I need the number of lines in the listing below that contain "Sugars", and only that number.

─── DATASET RECORDS

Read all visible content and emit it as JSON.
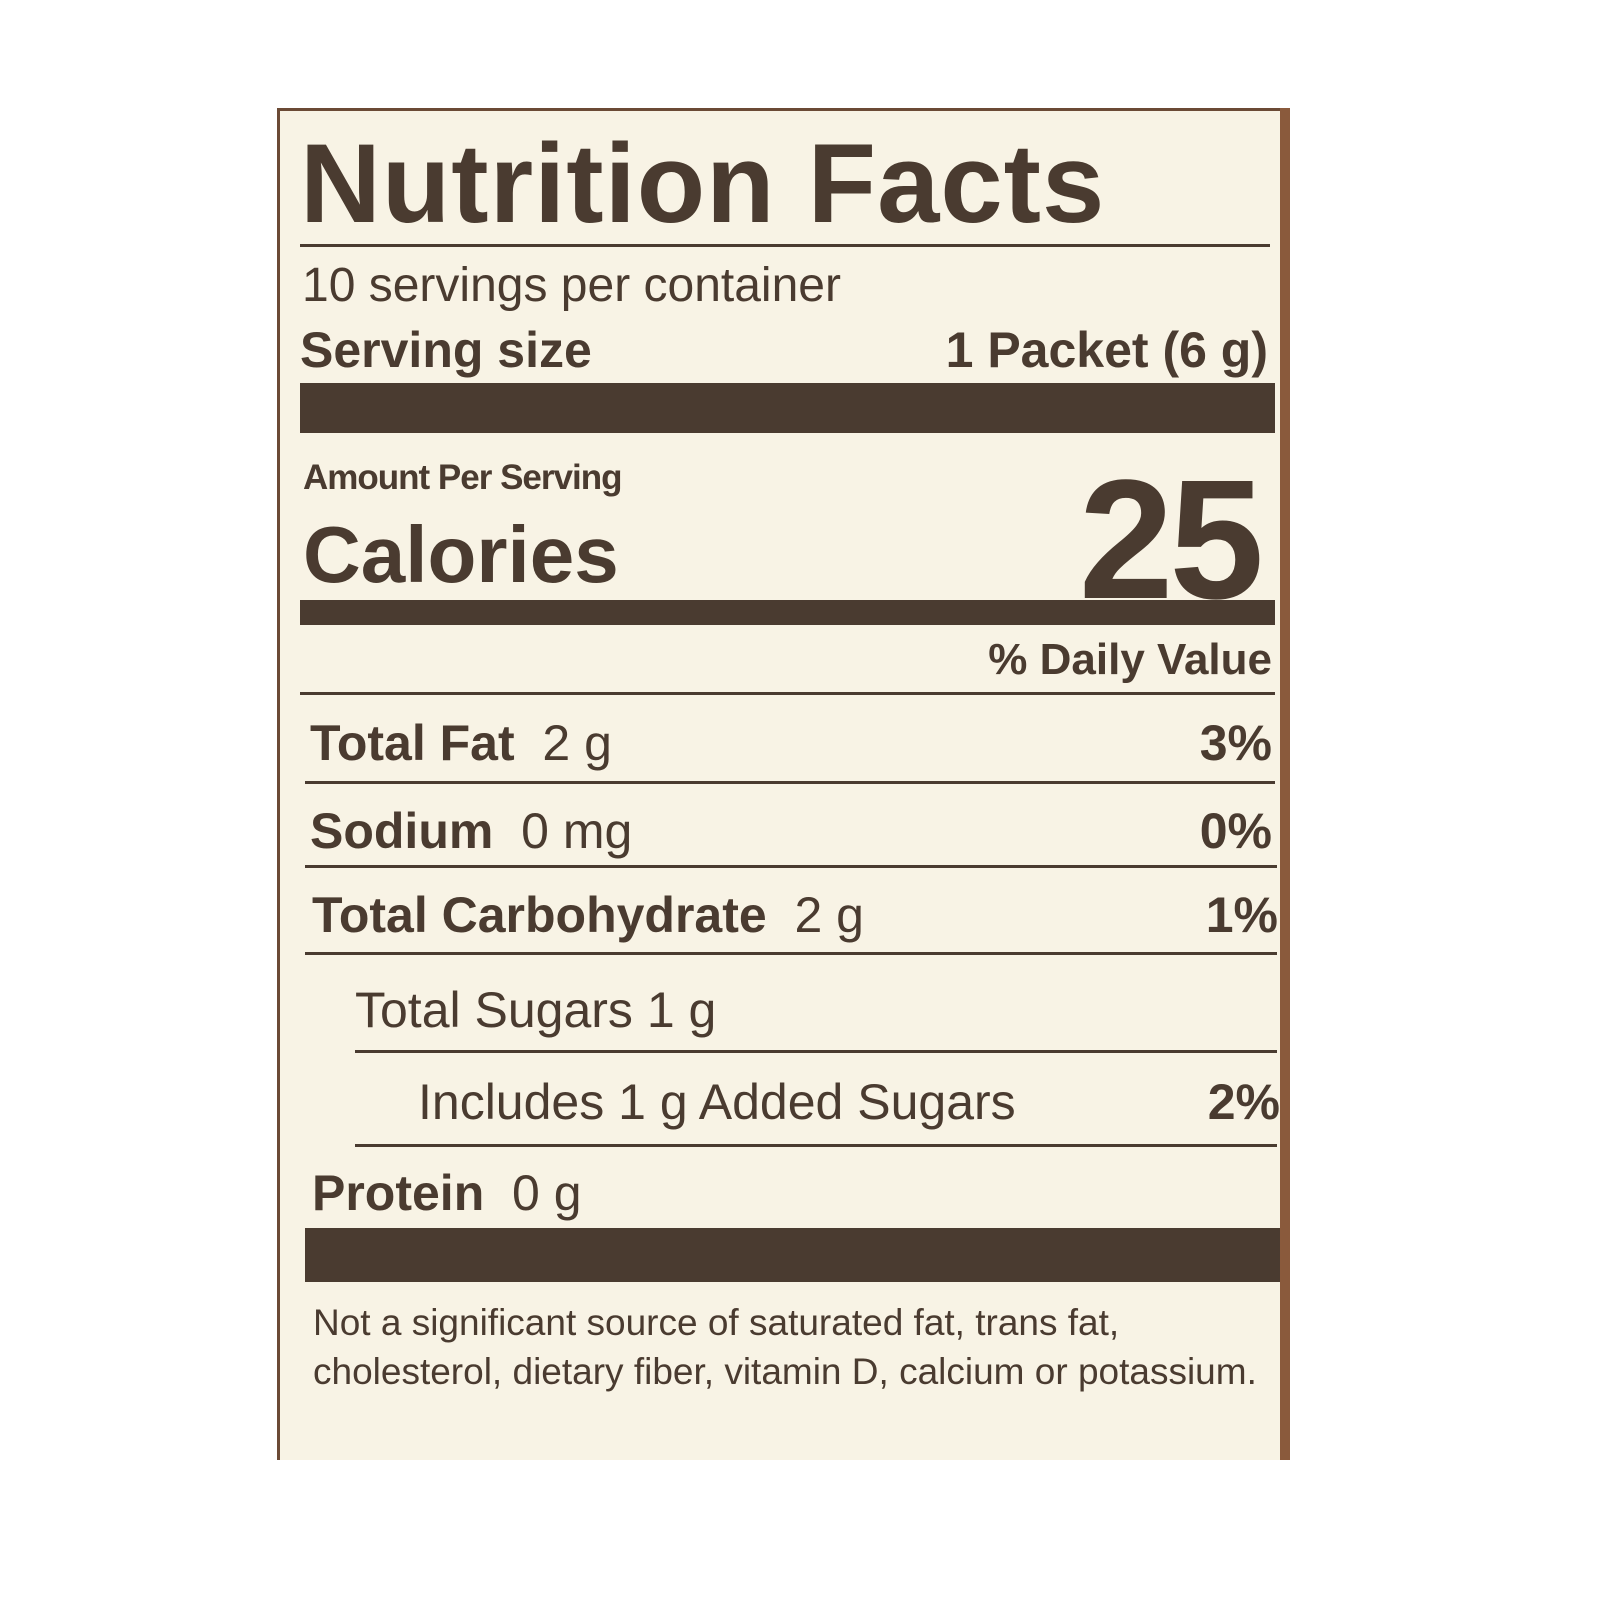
{
  "title": "Nutrition Facts",
  "servings_per_container": "10 servings per container",
  "serving_size": {
    "label": "Serving size",
    "value": "1 Packet (6 g)"
  },
  "amount_per_serving": "Amount Per Serving",
  "calories": {
    "label": "Calories",
    "value": "25"
  },
  "daily_value_header": "% Daily Value",
  "nutrients": [
    {
      "name": "Total Fat",
      "amount": "2 g",
      "dv": "3%"
    },
    {
      "name": "Sodium",
      "amount": "0 mg",
      "dv": "0%"
    },
    {
      "name": "Total Carbohydrate",
      "amount": "2 g",
      "dv": "1%"
    },
    {
      "name": "Total Sugars 1 g"
    },
    {
      "name": "Includes 1 g Added Sugars",
      "dv": "2%"
    },
    {
      "name": "Protein",
      "amount": "0 g"
    }
  ],
  "footnote": "Not a significant source of saturated fat, trans fat, cholesterol, dietary fiber, vitamin D, calcium or potassium.",
  "colors": {
    "ink": "#4a3b30",
    "paper": "#f8f3e5",
    "border": "#8a5a3c"
  }
}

──────

■ RESPONSE BOX ■
2